» **What is needed**
Skip the pictures. Repeat everything else in the records word for word.
* start Data for processing *
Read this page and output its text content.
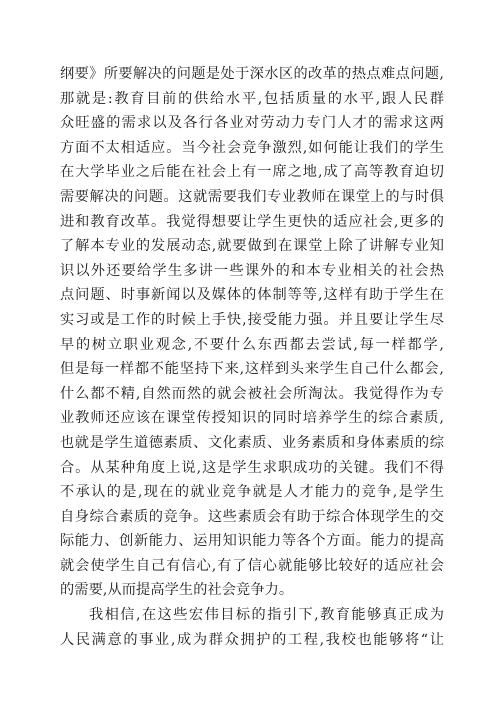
纲要》所要解决的问题是处于深水区的改革的热点难点问题,
那就是:教育目前的供给水平,包括质量的水平,跟人民群
众旺盛的需求以及各行各业对劳动力专门人才的需求这两
方面不太相适应。当今社会竞争激烈,如何能让我们的学生
在大学毕业之后能在社会上有一席之地,成了高等教育迫切
需要解决的问题。这就需要我们专业教师在课堂上的与时俱
进和教育改革。我觉得想要让学生更快的适应社会,更多的
了解本专业的发展动态,就要做到在课堂上除了讲解专业知
识以外还要给学生多讲一些课外的和本专业相关的社会热
点问题、时事新闻以及媒体的体制等等,这样有助于学生在
实习或是工作的时候上手快,接受能力强。并且要让学生尽
早的树立职业观念,不要什么东西都去尝试,每一样都学,
但是每一样都不能坚持下来,这样到头来学生自己什么都会,
什么都不精,自然而然的就会被社会所淘汰。我觉得作为专
业教师还应该在课堂传授知识的同时培养学生的综合素质,
也就是学生道德素质、文化素质、业务素质和身体素质的综
合。从某种角度上说,这是学生求职成功的关键。我们不得
不承认的是,现在的就业竞争就是人才能力的竞争,是学生
自身综合素质的竞争。这些素质会有助于综合体现学生的交
际能力、创新能力、运用知识能力等各个方面。能力的提高
就会使学生自己有信心,有了信心就能够比较好的适应社会
的需要,从而提高学生的社会竞争力。
我相信,在这些宏伟目标的指引下,教育能够真正成为
人民满意的事业,成为群众拥护的工程,我校也能够将“让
* end Data for processing *
» **Output for this task**
Read this page and output its text content.
纲要》所要解决的问题是处于深水区的改革的热点难点问题,
那就是:教育目前的供给水平,包括质量的水平,跟人民群
众旺盛的需求以及各行各业对劳动力专门人才的需求这两
方面不太相适应。当今社会竞争激烈,如何能让我们的学生
在大学毕业之后能在社会上有一席之地,成了高等教育迫切
需要解决的问题。这就需要我们专业教师在课堂上的与时俱
进和教育改革。我觉得想要让学生更快的适应社会,更多的
了解本专业的发展动态,就要做到在课堂上除了讲解专业知
识以外还要给学生多讲一些课外的和本专业相关的社会热
点问题、时事新闻以及媒体的体制等等,这样有助于学生在
实习或是工作的时候上手快,接受能力强。并且要让学生尽
早的树立职业观念,不要什么东西都去尝试,每一样都学,
但是每一样都不能坚持下来,这样到头来学生自己什么都会,
什么都不精,自然而然的就会被社会所淘汰。我觉得作为专
业教师还应该在课堂传授知识的同时培养学生的综合素质,
也就是学生道德素质、文化素质、业务素质和身体素质的综
合。从某种角度上说,这是学生求职成功的关键。我们不得
不承认的是,现在的就业竞争就是人才能力的竞争,是学生
自身综合素质的竞争。这些素质会有助于综合体现学生的交
际能力、创新能力、运用知识能力等各个方面。能力的提高
就会使学生自己有信心,有了信心就能够比较好的适应社会
的需要,从而提高学生的社会竞争力。
我相信,在这些宏伟目标的指引下,教育能够真正成为
人民满意的事业,成为群众拥护的工程,我校也能够将“让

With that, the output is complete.